§ **Task requirements**
All of the data must be printed exactly; please include every line.

§ **Dataset excerpts**
○ ○ ○
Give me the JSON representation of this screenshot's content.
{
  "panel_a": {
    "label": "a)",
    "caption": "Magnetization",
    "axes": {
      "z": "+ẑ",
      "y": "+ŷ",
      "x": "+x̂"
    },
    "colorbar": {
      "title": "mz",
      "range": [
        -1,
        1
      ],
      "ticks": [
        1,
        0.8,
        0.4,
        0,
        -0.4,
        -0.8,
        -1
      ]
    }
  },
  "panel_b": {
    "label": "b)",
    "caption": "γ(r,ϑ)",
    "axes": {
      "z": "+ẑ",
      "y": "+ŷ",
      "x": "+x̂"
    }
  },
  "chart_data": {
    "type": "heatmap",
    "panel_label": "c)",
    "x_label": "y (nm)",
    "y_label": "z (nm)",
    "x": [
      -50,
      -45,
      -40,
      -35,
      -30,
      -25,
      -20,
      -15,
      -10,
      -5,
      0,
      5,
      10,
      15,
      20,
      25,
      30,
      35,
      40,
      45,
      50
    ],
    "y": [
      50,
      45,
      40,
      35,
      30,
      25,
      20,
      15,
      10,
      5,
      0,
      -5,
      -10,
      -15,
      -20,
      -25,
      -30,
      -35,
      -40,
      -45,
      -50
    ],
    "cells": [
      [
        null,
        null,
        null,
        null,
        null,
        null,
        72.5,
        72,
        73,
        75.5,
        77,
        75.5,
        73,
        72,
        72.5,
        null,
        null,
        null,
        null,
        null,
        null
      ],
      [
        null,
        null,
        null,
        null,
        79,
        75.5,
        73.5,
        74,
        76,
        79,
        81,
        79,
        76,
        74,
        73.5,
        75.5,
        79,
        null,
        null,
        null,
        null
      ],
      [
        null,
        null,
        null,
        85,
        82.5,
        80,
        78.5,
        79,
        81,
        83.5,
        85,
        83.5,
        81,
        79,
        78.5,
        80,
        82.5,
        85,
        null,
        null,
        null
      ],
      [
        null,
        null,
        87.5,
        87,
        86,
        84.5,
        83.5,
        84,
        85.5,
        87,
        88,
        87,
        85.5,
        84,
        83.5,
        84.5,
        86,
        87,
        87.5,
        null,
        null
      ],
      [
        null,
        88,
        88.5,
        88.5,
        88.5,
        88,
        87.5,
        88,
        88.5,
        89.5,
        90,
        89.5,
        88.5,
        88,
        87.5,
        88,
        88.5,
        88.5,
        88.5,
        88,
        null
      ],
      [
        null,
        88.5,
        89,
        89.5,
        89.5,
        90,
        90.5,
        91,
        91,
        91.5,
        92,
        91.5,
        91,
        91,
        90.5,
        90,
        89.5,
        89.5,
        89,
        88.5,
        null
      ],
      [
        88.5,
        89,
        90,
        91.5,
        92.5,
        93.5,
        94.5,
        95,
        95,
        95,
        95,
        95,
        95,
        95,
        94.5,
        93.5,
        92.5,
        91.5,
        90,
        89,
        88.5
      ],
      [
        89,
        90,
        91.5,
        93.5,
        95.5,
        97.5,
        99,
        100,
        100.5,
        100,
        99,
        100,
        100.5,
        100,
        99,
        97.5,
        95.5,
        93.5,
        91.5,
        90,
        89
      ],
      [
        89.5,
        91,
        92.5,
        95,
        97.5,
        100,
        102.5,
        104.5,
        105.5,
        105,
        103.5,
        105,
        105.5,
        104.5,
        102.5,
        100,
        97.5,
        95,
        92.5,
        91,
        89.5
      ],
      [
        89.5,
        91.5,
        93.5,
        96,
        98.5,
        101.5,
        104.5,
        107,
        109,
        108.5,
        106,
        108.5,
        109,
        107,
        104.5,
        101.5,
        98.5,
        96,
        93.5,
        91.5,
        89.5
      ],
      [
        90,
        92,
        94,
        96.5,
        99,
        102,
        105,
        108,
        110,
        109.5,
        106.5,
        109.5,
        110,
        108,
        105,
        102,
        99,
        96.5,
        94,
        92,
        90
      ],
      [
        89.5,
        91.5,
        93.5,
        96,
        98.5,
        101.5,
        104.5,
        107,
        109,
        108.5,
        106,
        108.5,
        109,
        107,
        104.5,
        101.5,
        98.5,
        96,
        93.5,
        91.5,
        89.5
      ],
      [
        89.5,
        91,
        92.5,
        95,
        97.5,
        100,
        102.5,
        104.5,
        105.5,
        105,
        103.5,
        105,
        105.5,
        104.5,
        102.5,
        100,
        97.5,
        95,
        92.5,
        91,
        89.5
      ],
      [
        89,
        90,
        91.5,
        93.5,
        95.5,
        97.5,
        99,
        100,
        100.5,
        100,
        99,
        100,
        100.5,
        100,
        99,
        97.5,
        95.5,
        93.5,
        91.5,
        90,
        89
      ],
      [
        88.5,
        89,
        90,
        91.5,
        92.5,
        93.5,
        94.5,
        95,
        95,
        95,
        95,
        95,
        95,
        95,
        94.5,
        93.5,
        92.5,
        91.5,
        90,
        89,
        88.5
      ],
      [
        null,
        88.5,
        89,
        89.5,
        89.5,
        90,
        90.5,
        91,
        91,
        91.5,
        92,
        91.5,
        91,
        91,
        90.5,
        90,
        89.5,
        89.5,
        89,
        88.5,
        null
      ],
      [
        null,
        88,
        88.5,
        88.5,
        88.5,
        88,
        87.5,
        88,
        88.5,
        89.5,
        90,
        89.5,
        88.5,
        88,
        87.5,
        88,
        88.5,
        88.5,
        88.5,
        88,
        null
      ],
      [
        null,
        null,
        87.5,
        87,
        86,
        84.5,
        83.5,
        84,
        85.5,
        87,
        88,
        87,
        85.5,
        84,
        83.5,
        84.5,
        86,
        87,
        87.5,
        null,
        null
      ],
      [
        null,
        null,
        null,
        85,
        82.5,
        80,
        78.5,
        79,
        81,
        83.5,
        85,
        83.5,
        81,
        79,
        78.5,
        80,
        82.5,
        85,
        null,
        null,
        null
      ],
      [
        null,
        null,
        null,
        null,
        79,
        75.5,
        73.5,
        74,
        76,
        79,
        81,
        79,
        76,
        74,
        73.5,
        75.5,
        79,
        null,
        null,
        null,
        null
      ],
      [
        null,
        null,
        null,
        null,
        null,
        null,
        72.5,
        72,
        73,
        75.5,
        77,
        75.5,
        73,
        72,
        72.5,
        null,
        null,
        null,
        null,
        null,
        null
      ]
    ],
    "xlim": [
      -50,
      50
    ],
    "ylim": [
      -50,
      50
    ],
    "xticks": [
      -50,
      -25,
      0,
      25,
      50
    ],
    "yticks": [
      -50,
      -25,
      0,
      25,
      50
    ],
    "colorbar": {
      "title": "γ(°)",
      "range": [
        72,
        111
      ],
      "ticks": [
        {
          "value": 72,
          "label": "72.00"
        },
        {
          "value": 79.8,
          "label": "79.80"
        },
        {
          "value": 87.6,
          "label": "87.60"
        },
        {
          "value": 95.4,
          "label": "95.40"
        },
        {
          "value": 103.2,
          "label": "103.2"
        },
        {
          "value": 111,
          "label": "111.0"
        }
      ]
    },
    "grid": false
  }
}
○ ○ ○
§ **Result**
Give me the JSON representation of this screenshot's content.
{
  "panel_a": {
    "label": "a)",
    "caption": "Magnetization",
    "axes": {
      "z": "+ẑ",
      "y": "+ŷ",
      "x": "+x̂"
    },
    "colorbar": {
      "title": "mz",
      "range": [
        -1,
        1
      ],
      "ticks": [
        1,
        0.8,
        0.4,
        0,
        -0.4,
        -0.8,
        -1
      ]
    }
  },
  "panel_b": {
    "label": "b)",
    "caption": "γ(r,ϑ)",
    "axes": {
      "z": "+ẑ",
      "y": "+ŷ",
      "x": "+x̂"
    }
  },
  "chart_data": {
    "type": "heatmap",
    "panel_label": "c)",
    "x_label": "y (nm)",
    "y_label": "z (nm)",
    "x": [
      -50,
      -45,
      -40,
      -35,
      -30,
      -25,
      -20,
      -15,
      -10,
      -5,
      0,
      5,
      10,
      15,
      20,
      25,
      30,
      35,
      40,
      45,
      50
    ],
    "y": [
      50,
      45,
      40,
      35,
      30,
      25,
      20,
      15,
      10,
      5,
      0,
      -5,
      -10,
      -15,
      -20,
      -25,
      -30,
      -35,
      -40,
      -45,
      -50
    ],
    "cells": [
      [
        null,
        null,
        null,
        null,
        null,
        null,
        72.5,
        72,
        73,
        75.5,
        77,
        75.5,
        73,
        72,
        72.5,
        null,
        null,
        null,
        null,
        null,
        null
      ],
      [
        null,
        null,
        null,
        null,
        79,
        75.5,
        73.5,
        74,
        76,
        79,
        81,
        79,
        76,
        74,
        73.5,
        75.5,
        79,
        null,
        null,
        null,
        null
      ],
      [
        null,
        null,
        null,
        85,
        82.5,
        80,
        78.5,
        79,
        81,
        83.5,
        85,
        83.5,
        81,
        79,
        78.5,
        80,
        82.5,
        85,
        null,
        null,
        null
      ],
      [
        null,
        null,
        87.5,
        87,
        86,
        84.5,
        83.5,
        84,
        85.5,
        87,
        88,
        87,
        85.5,
        84,
        83.5,
        84.5,
        86,
        87,
        87.5,
        null,
        null
      ],
      [
        null,
        88,
        88.5,
        88.5,
        88.5,
        88,
        87.5,
        88,
        88.5,
        89.5,
        90,
        89.5,
        88.5,
        88,
        87.5,
        88,
        88.5,
        88.5,
        88.5,
        88,
        null
      ],
      [
        null,
        88.5,
        89,
        89.5,
        89.5,
        90,
        90.5,
        91,
        91,
        91.5,
        92,
        91.5,
        91,
        91,
        90.5,
        90,
        89.5,
        89.5,
        89,
        88.5,
        null
      ],
      [
        88.5,
        89,
        90,
        91.5,
        92.5,
        93.5,
        94.5,
        95,
        95,
        95,
        95,
        95,
        95,
        95,
        94.5,
        93.5,
        92.5,
        91.5,
        90,
        89,
        88.5
      ],
      [
        89,
        90,
        91.5,
        93.5,
        95.5,
        97.5,
        99,
        100,
        100.5,
        100,
        99,
        100,
        100.5,
        100,
        99,
        97.5,
        95.5,
        93.5,
        91.5,
        90,
        89
      ],
      [
        89.5,
        91,
        92.5,
        95,
        97.5,
        100,
        102.5,
        104.5,
        105.5,
        105,
        103.5,
        105,
        105.5,
        104.5,
        102.5,
        100,
        97.5,
        95,
        92.5,
        91,
        89.5
      ],
      [
        89.5,
        91.5,
        93.5,
        96,
        98.5,
        101.5,
        104.5,
        107,
        109,
        108.5,
        106,
        108.5,
        109,
        107,
        104.5,
        101.5,
        98.5,
        96,
        93.5,
        91.5,
        89.5
      ],
      [
        90,
        92,
        94,
        96.5,
        99,
        102,
        105,
        108,
        110,
        109.5,
        106.5,
        109.5,
        110,
        108,
        105,
        102,
        99,
        96.5,
        94,
        92,
        90
      ],
      [
        89.5,
        91.5,
        93.5,
        96,
        98.5,
        101.5,
        104.5,
        107,
        109,
        108.5,
        106,
        108.5,
        109,
        107,
        104.5,
        101.5,
        98.5,
        96,
        93.5,
        91.5,
        89.5
      ],
      [
        89.5,
        91,
        92.5,
        95,
        97.5,
        100,
        102.5,
        104.5,
        105.5,
        105,
        103.5,
        105,
        105.5,
        104.5,
        102.5,
        100,
        97.5,
        95,
        92.5,
        91,
        89.5
      ],
      [
        89,
        90,
        91.5,
        93.5,
        95.5,
        97.5,
        99,
        100,
        100.5,
        100,
        99,
        100,
        100.5,
        100,
        99,
        97.5,
        95.5,
        93.5,
        91.5,
        90,
        89
      ],
      [
        88.5,
        89,
        90,
        91.5,
        92.5,
        93.5,
        94.5,
        95,
        95,
        95,
        95,
        95,
        95,
        95,
        94.5,
        93.5,
        92.5,
        91.5,
        90,
        89,
        88.5
      ],
      [
        null,
        88.5,
        89,
        89.5,
        89.5,
        90,
        90.5,
        91,
        91,
        91.5,
        92,
        91.5,
        91,
        91,
        90.5,
        90,
        89.5,
        89.5,
        89,
        88.5,
        null
      ],
      [
        null,
        88,
        88.5,
        88.5,
        88.5,
        88,
        87.5,
        88,
        88.5,
        89.5,
        90,
        89.5,
        88.5,
        88,
        87.5,
        88,
        88.5,
        88.5,
        88.5,
        88,
        null
      ],
      [
        null,
        null,
        87.5,
        87,
        86,
        84.5,
        83.5,
        84,
        85.5,
        87,
        88,
        87,
        85.5,
        84,
        83.5,
        84.5,
        86,
        87,
        87.5,
        null,
        null
      ],
      [
        null,
        null,
        null,
        85,
        82.5,
        80,
        78.5,
        79,
        81,
        83.5,
        85,
        83.5,
        81,
        79,
        78.5,
        80,
        82.5,
        85,
        null,
        null,
        null
      ],
      [
        null,
        null,
        null,
        null,
        79,
        75.5,
        73.5,
        74,
        76,
        79,
        81,
        79,
        76,
        74,
        73.5,
        75.5,
        79,
        null,
        null,
        null,
        null
      ],
      [
        null,
        null,
        null,
        null,
        null,
        null,
        72.5,
        72,
        73,
        75.5,
        77,
        75.5,
        73,
        72,
        72.5,
        null,
        null,
        null,
        null,
        null,
        null
      ]
    ],
    "xlim": [
      -50,
      50
    ],
    "ylim": [
      -50,
      50
    ],
    "xticks": [
      -50,
      -25,
      0,
      25,
      50
    ],
    "yticks": [
      -50,
      -25,
      0,
      25,
      50
    ],
    "colorbar": {
      "title": "γ(°)",
      "range": [
        72,
        111
      ],
      "ticks": [
        {
          "value": 72,
          "label": "72.00"
        },
        {
          "value": 79.8,
          "label": "79.80"
        },
        {
          "value": 87.6,
          "label": "87.60"
        },
        {
          "value": 95.4,
          "label": "95.40"
        },
        {
          "value": 103.2,
          "label": "103.2"
        },
        {
          "value": 111,
          "label": "111.0"
        }
      ]
    },
    "grid": false
  }
}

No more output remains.